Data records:
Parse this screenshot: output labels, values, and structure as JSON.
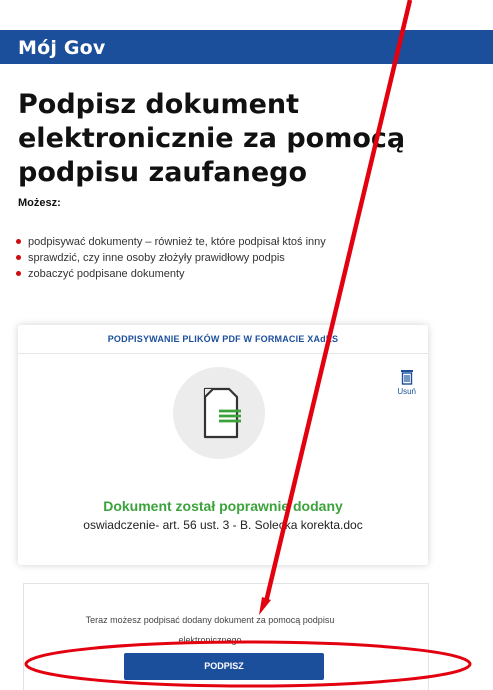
{
  "header": {
    "brand": "Mój Gov"
  },
  "main": {
    "title": "Podpisz dokument elektronicznie za pomocą podpisu zaufanego",
    "lead": "Możesz:",
    "bullets": [
      "podpisywać dokumenty – również te, które podpisał ktoś inny",
      "sprawdzić, czy inne osoby złożyły prawidłowy podpis",
      "zobaczyć podpisane dokumenty"
    ]
  },
  "card": {
    "heading": "PODPISYWANIE PLIKÓW PDF W FORMACIE XAdES",
    "delete_label": "Usuń",
    "status": "Dokument został poprawnie dodany",
    "filename": "oswiadczenie- art. 56 ust. 3 - B. Solecka korekta.doc"
  },
  "sign": {
    "text": "Teraz możesz podpisać dodany dokument za pomocą podpisu elektronicznego",
    "button_label": "PODPISZ"
  },
  "colors": {
    "brand_blue": "#1b4f9c",
    "success_green": "#3ca33c",
    "bullet_red": "#d10a11",
    "annotation_red": "#e3000f"
  }
}
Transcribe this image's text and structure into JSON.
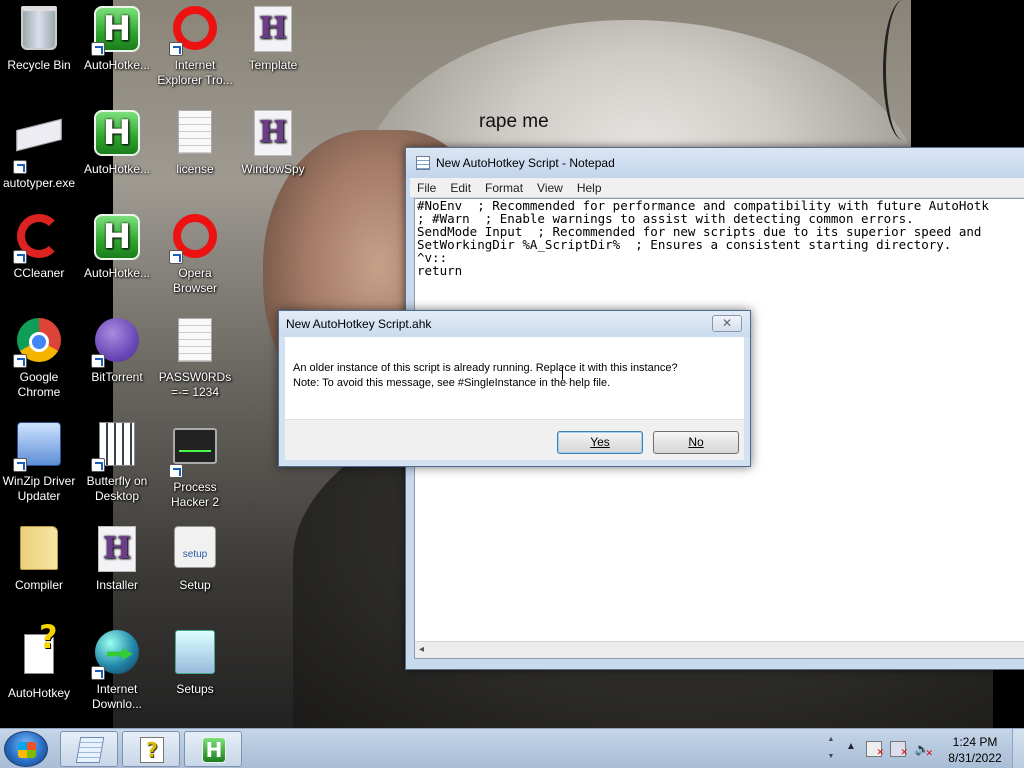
{
  "wallpaper": {
    "caption": "rape me"
  },
  "desktop_icons": [
    {
      "label": "Recycle Bin",
      "icon": "recycle-bin-icon"
    },
    {
      "label": "AutoHotke...",
      "icon": "autohotkey-icon"
    },
    {
      "label": "Internet Explorer Tro...",
      "icon": "opera-icon"
    },
    {
      "label": "Template",
      "icon": "ahk-script-icon"
    },
    {
      "label": "autotyper.exe",
      "icon": "keyboard-icon"
    },
    {
      "label": "AutoHotke...",
      "icon": "autohotkey-icon"
    },
    {
      "label": "license",
      "icon": "text-document-icon"
    },
    {
      "label": "WindowSpy",
      "icon": "ahk-script-icon"
    },
    {
      "label": "CCleaner",
      "icon": "ccleaner-icon"
    },
    {
      "label": "AutoHotke...",
      "icon": "autohotkey-icon"
    },
    {
      "label": "Opera Browser",
      "icon": "opera-icon"
    },
    {
      "label": "Google Chrome",
      "icon": "chrome-icon"
    },
    {
      "label": "BitTorrent",
      "icon": "bittorrent-icon"
    },
    {
      "label": "PASSW0RDs =-= 1234",
      "icon": "text-document-icon"
    },
    {
      "label": "WinZip Driver Updater",
      "icon": "winzip-icon"
    },
    {
      "label": "Butterfly on Desktop",
      "icon": "butterfly-icon"
    },
    {
      "label": "Process Hacker 2",
      "icon": "process-hacker-icon"
    },
    {
      "label": "Compiler",
      "icon": "folder-icon"
    },
    {
      "label": "Installer",
      "icon": "ahk-script-icon"
    },
    {
      "label": "Setup",
      "icon": "setup-icon"
    },
    {
      "label": "AutoHotkey",
      "icon": "autohotkey-help-icon"
    },
    {
      "label": "Internet Downlo...",
      "icon": "download-manager-icon"
    },
    {
      "label": "Setups",
      "icon": "setups-icon"
    }
  ],
  "notepad": {
    "title": "New AutoHotkey Script - Notepad",
    "menu": [
      "File",
      "Edit",
      "Format",
      "View",
      "Help"
    ],
    "content": "#NoEnv  ; Recommended for performance and compatibility with future AutoHotk\n; #Warn  ; Enable warnings to assist with detecting common errors.\nSendMode Input  ; Recommended for new scripts due to its superior speed and\nSetWorkingDir %A_ScriptDir%  ; Ensures a consistent starting directory.\n^v::\nreturn"
  },
  "dialog": {
    "title": "New AutoHotkey Script.ahk",
    "close_glyph": "✕",
    "line1": "An older instance of this script is already running.  Replace it with this instance?",
    "line2": "Note: To avoid this message, see #SingleInstance in the help file.",
    "yes_label": "Yes",
    "no_label": "No",
    "default_button": "Yes"
  },
  "taskbar": {
    "pinned": [
      {
        "name": "notepad",
        "icon": "notepad-icon",
        "glyph": ""
      },
      {
        "name": "autohotkey-help",
        "icon": "autohotkey-help-icon",
        "glyph": "?"
      },
      {
        "name": "autohotkey",
        "icon": "autohotkey-icon",
        "glyph": "H"
      }
    ],
    "tray_arrow": "▲",
    "clock_time": "1:24 PM",
    "clock_date": "8/31/2022"
  }
}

--- Exercise goal ---
Return each line where "with" shows up.

--- Problem solution ---
    "content": "#NoEnv  ; Recommended for performance and compatibility with future AutoHotk\n; #Warn  ; Enable warnings to assist with detecting common errors.\nSendMode Input  ; Recommended for new scripts due to its superior speed and\nSetWorkingDir %A_ScriptDir%  ; Ensures a consistent starting directory.\n^v::\nreturn"
    "line1": "An older instance of this script is already running.  Replace it with this instance?",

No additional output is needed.